* Begin Record list *

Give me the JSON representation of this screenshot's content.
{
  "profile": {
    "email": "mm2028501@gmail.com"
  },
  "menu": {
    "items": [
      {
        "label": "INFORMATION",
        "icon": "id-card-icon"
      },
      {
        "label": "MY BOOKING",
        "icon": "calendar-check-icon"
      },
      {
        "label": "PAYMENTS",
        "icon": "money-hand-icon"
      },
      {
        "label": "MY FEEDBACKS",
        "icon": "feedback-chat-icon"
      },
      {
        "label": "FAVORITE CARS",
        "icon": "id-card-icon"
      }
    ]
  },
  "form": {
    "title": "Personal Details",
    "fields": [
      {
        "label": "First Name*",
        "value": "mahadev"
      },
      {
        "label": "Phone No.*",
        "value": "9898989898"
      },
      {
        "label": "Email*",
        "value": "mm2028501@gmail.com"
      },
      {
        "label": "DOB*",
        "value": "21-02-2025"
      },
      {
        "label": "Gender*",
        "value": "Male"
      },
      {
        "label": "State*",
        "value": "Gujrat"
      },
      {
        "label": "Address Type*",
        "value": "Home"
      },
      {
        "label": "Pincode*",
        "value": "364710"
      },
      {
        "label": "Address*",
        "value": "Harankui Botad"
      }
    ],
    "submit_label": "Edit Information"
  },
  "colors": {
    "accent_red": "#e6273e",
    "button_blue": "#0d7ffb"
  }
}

* End Record list *

Repeat every record exactly as written, please.

Give me the JSON representation of this screenshot's content.
{
  "profile": {
    "email": "mm2028501@gmail.com"
  },
  "menu": {
    "items": [
      {
        "label": "INFORMATION",
        "icon": "id-card-icon"
      },
      {
        "label": "MY BOOKING",
        "icon": "calendar-check-icon"
      },
      {
        "label": "PAYMENTS",
        "icon": "money-hand-icon"
      },
      {
        "label": "MY FEEDBACKS",
        "icon": "feedback-chat-icon"
      },
      {
        "label": "FAVORITE CARS",
        "icon": "id-card-icon"
      }
    ]
  },
  "form": {
    "title": "Personal Details",
    "fields": [
      {
        "label": "First Name*",
        "value": "mahadev"
      },
      {
        "label": "Phone No.*",
        "value": "9898989898"
      },
      {
        "label": "Email*",
        "value": "mm2028501@gmail.com"
      },
      {
        "label": "DOB*",
        "value": "21-02-2025"
      },
      {
        "label": "Gender*",
        "value": "Male"
      },
      {
        "label": "State*",
        "value": "Gujrat"
      },
      {
        "label": "Address Type*",
        "value": "Home"
      },
      {
        "label": "Pincode*",
        "value": "364710"
      },
      {
        "label": "Address*",
        "value": "Harankui Botad"
      }
    ],
    "submit_label": "Edit Information"
  },
  "colors": {
    "accent_red": "#e6273e",
    "button_blue": "#0d7ffb"
  }
}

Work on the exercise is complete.